──────── SUPPLIED MATERIAL

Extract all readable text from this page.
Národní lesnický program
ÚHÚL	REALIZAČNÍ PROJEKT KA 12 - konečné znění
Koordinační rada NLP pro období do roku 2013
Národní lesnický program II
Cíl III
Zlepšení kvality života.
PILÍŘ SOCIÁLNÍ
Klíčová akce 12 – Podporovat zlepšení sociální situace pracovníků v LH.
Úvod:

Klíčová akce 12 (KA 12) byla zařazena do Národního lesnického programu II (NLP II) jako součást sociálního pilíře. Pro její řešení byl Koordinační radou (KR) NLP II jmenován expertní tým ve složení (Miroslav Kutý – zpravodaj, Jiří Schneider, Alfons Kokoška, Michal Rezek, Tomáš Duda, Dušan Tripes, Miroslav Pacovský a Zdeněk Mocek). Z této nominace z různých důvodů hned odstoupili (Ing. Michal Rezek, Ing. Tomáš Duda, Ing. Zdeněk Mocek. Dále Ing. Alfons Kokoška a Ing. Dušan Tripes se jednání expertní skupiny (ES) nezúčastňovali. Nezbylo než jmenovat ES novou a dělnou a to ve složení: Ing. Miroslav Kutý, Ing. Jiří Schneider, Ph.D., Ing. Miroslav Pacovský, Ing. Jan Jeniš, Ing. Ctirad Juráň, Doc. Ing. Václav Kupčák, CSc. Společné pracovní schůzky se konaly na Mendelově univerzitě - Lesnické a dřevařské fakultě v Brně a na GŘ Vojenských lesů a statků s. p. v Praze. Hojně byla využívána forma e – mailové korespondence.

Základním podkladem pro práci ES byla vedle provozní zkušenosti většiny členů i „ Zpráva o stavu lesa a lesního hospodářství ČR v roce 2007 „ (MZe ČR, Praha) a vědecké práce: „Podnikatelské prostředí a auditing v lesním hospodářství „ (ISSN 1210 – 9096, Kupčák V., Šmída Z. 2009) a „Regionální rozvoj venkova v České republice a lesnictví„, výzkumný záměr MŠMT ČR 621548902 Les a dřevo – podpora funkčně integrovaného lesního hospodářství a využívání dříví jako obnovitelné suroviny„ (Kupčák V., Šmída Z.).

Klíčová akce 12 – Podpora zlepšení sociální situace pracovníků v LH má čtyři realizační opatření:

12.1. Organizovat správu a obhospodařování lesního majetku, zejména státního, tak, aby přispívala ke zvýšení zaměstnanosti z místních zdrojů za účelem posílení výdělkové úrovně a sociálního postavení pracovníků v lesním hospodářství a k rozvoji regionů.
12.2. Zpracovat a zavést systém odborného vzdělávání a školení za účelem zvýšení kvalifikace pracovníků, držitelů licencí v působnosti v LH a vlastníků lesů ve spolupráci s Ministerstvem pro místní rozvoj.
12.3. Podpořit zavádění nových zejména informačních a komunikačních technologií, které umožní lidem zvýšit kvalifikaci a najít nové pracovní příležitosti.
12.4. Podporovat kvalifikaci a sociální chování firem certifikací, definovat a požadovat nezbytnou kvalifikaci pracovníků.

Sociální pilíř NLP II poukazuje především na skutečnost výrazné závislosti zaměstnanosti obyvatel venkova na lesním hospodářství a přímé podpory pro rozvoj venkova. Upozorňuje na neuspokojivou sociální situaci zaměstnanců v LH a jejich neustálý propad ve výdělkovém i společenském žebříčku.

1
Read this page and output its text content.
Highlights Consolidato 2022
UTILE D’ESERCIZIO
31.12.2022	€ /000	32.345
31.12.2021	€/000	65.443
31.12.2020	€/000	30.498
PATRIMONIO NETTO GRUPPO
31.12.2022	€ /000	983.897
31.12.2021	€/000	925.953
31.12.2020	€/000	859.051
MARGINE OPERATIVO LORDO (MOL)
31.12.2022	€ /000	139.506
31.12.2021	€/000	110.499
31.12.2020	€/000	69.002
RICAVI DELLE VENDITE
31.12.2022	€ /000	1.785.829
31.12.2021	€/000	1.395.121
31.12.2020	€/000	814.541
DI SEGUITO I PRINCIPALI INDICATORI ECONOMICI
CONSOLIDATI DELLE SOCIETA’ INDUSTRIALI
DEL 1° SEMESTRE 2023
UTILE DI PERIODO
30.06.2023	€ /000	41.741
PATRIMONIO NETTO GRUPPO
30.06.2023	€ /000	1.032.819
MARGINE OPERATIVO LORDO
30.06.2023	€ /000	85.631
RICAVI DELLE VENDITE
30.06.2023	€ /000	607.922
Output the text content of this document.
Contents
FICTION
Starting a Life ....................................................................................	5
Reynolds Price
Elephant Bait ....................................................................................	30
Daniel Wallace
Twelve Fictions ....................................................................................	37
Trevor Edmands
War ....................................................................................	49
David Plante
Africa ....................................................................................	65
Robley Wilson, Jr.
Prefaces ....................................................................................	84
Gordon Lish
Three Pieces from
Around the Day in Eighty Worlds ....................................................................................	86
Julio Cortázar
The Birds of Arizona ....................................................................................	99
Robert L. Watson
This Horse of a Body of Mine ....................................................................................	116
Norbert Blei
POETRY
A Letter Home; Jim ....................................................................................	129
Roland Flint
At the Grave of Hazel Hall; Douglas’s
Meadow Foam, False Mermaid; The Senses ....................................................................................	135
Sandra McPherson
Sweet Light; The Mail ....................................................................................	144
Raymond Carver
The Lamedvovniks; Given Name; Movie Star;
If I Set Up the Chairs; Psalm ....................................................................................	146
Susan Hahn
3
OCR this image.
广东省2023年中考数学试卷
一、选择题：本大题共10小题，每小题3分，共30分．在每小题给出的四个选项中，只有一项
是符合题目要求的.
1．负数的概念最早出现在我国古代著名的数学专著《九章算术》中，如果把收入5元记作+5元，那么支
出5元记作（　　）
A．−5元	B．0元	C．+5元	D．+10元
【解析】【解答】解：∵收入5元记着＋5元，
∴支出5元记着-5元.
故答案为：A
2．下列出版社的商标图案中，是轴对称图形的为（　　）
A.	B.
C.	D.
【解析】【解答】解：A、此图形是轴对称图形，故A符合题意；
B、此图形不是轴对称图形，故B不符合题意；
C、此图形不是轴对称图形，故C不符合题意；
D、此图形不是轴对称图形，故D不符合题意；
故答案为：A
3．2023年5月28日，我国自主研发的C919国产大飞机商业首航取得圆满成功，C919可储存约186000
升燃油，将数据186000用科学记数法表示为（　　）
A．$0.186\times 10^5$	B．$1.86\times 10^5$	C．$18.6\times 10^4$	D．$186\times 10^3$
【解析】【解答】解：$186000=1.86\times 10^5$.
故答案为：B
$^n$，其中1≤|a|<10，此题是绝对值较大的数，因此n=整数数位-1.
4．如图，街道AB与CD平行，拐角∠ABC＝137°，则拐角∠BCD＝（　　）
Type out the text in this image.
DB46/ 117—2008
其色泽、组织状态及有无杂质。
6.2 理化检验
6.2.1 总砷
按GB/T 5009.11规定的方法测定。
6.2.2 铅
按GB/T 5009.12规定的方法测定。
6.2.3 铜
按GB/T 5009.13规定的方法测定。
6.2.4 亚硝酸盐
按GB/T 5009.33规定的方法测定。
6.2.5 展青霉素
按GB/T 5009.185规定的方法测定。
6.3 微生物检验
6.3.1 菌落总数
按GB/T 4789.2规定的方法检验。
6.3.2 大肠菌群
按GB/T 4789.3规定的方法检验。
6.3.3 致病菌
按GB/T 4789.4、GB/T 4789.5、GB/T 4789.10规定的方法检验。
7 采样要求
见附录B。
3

────────────────

### EXERCISE DESCRIPTION
All of the data must be returned exactly.

### SOLVED EXERCISE
Extract all readable text from this page.
Národní lesnický program
ÚHÚL	REALIZAČNÍ PROJEKT KA 12 - konečné znění
Koordinační rada NLP pro období do roku 2013
Národní lesnický program II
Cíl III
Zlepšení kvality života.
PILÍŘ SOCIÁLNÍ
Klíčová akce 12 – Podporovat zlepšení sociální situace pracovníků v LH.
Úvod:

Klíčová akce 12 (KA 12) byla zařazena do Národního lesnického programu II (NLP II) jako součást sociálního pilíře. Pro její řešení byl Koordinační radou (KR) NLP II jmenován expertní tým ve složení (Miroslav Kutý – zpravodaj, Jiří Schneider, Alfons Kokoška, Michal Rezek, Tomáš Duda, Dušan Tripes, Miroslav Pacovský a Zdeněk Mocek). Z této nominace z různých důvodů hned odstoupili (Ing. Michal Rezek, Ing. Tomáš Duda, Ing. Zdeněk Mocek. Dále Ing. Alfons Kokoška a Ing. Dušan Tripes se jednání expertní skupiny (ES) nezúčastňovali. Nezbylo než jmenovat ES novou a dělnou a to ve složení: Ing. Miroslav Kutý, Ing. Jiří Schneider, Ph.D., Ing. Miroslav Pacovský, Ing. Jan Jeniš, Ing. Ctirad Juráň, Doc. Ing. Václav Kupčák, CSc. Společné pracovní schůzky se konaly na Mendelově univerzitě - Lesnické a dřevařské fakultě v Brně a na GŘ Vojenských lesů a statků s. p. v Praze. Hojně byla využívána forma e – mailové korespondence.

Základním podkladem pro práci ES byla vedle provozní zkušenosti většiny členů i „ Zpráva o stavu lesa a lesního hospodářství ČR v roce 2007 „ (MZe ČR, Praha) a vědecké práce: „Podnikatelské prostředí a auditing v lesním hospodářství „ (ISSN 1210 – 9096, Kupčák V., Šmída Z. 2009) a „Regionální rozvoj venkova v České republice a lesnictví„, výzkumný záměr MŠMT ČR 621548902 Les a dřevo – podpora funkčně integrovaného lesního hospodářství a využívání dříví jako obnovitelné suroviny„ (Kupčák V., Šmída Z.).

Klíčová akce 12 – Podpora zlepšení sociální situace pracovníků v LH má čtyři realizační opatření:

12.1. Organizovat správu a obhospodařování lesního majetku, zejména státního, tak, aby přispívala ke zvýšení zaměstnanosti z místních zdrojů za účelem posílení výdělkové úrovně a sociálního postavení pracovníků v lesním hospodářství a k rozvoji regionů.
12.2. Zpracovat a zavést systém odborného vzdělávání a školení za účelem zvýšení kvalifikace pracovníků, držitelů licencí v působnosti v LH a vlastníků lesů ve spolupráci s Ministerstvem pro místní rozvoj.
12.3. Podpořit zavádění nových zejména informačních a komunikačních technologií, které umožní lidem zvýšit kvalifikaci a najít nové pracovní příležitosti.
12.4. Podporovat kvalifikaci a sociální chování firem certifikací, definovat a požadovat nezbytnou kvalifikaci pracovníků.

Sociální pilíř NLP II poukazuje především na skutečnost výrazné závislosti zaměstnanosti obyvatel venkova na lesním hospodářství a přímé podpory pro rozvoj venkova. Upozorňuje na neuspokojivou sociální situaci zaměstnanců v LH a jejich neustálý propad ve výdělkovém i společenském žebříčku.

1
Read this page and output its text content.
Highlights Consolidato 2022
UTILE D’ESERCIZIO
31.12.2022	€ /000	32.345
31.12.2021	€/000	65.443
31.12.2020	€/000	30.498
PATRIMONIO NETTO GRUPPO
31.12.2022	€ /000	983.897
31.12.2021	€/000	925.953
31.12.2020	€/000	859.051
MARGINE OPERATIVO LORDO (MOL)
31.12.2022	€ /000	139.506
31.12.2021	€/000	110.499
31.12.2020	€/000	69.002
RICAVI DELLE VENDITE
31.12.2022	€ /000	1.785.829
31.12.2021	€/000	1.395.121
31.12.2020	€/000	814.541
DI SEGUITO I PRINCIPALI INDICATORI ECONOMICI
CONSOLIDATI DELLE SOCIETA’ INDUSTRIALI
DEL 1° SEMESTRE 2023
UTILE DI PERIODO
30.06.2023	€ /000	41.741
PATRIMONIO NETTO GRUPPO
30.06.2023	€ /000	1.032.819
MARGINE OPERATIVO LORDO
30.06.2023	€ /000	85.631
RICAVI DELLE VENDITE
30.06.2023	€ /000	607.922
Output the text content of this document.
Contents
FICTION
Starting a Life ....................................................................................	5
Reynolds Price
Elephant Bait ....................................................................................	30
Daniel Wallace
Twelve Fictions ....................................................................................	37
Trevor Edmands
War ....................................................................................	49
David Plante
Africa ....................................................................................	65
Robley Wilson, Jr.
Prefaces ....................................................................................	84
Gordon Lish
Three Pieces from
Around the Day in Eighty Worlds ....................................................................................	86
Julio Cortázar
The Birds of Arizona ....................................................................................	99
Robert L. Watson
This Horse of a Body of Mine ....................................................................................	116
Norbert Blei
POETRY
A Letter Home; Jim ....................................................................................	129
Roland Flint
At the Grave of Hazel Hall; Douglas’s
Meadow Foam, False Mermaid; The Senses ....................................................................................	135
Sandra McPherson
Sweet Light; The Mail ....................................................................................	144
Raymond Carver
The Lamedvovniks; Given Name; Movie Star;
If I Set Up the Chairs; Psalm ....................................................................................	146
Susan Hahn
3
OCR this image.
广东省2023年中考数学试卷
一、选择题：本大题共10小题，每小题3分，共30分．在每小题给出的四个选项中，只有一项
是符合题目要求的.
1．负数的概念最早出现在我国古代著名的数学专著《九章算术》中，如果把收入5元记作+5元，那么支
出5元记作（　　）
A．−5元	B．0元	C．+5元	D．+10元
【解析】【解答】解：∵收入5元记着＋5元，
∴支出5元记着-5元.
故答案为：A
2．下列出版社的商标图案中，是轴对称图形的为（　　）
A.	B.
C.	D.
【解析】【解答】解：A、此图形是轴对称图形，故A符合题意；
B、此图形不是轴对称图形，故B不符合题意；
C、此图形不是轴对称图形，故C不符合题意；
D、此图形不是轴对称图形，故D不符合题意；
故答案为：A
3．2023年5月28日，我国自主研发的C919国产大飞机商业首航取得圆满成功，C919可储存约186000
升燃油，将数据186000用科学记数法表示为（　　）
A．$0.186\times 10^5$	B．$1.86\times 10^5$	C．$18.6\times 10^4$	D．$186\times 10^3$
【解析】【解答】解：$186000=1.86\times 10^5$.
故答案为：B
$^n$，其中1≤|a|<10，此题是绝对值较大的数，因此n=整数数位-1.
4．如图，街道AB与CD平行，拐角∠ABC＝137°，则拐角∠BCD＝（　　）
Type out the text in this image.
DB46/ 117—2008
其色泽、组织状态及有无杂质。
6.2 理化检验
6.2.1 总砷
按GB/T 5009.11规定的方法测定。
6.2.2 铅
按GB/T 5009.12规定的方法测定。
6.2.3 铜
按GB/T 5009.13规定的方法测定。
6.2.4 亚硝酸盐
按GB/T 5009.33规定的方法测定。
6.2.5 展青霉素
按GB/T 5009.185规定的方法测定。
6.3 微生物检验
6.3.1 菌落总数
按GB/T 4789.2规定的方法检验。
6.3.2 大肠菌群
按GB/T 4789.3规定的方法检验。
6.3.3 致病菌
按GB/T 4789.4、GB/T 4789.5、GB/T 4789.10规定的方法检验。
7 采样要求
见附录B。
3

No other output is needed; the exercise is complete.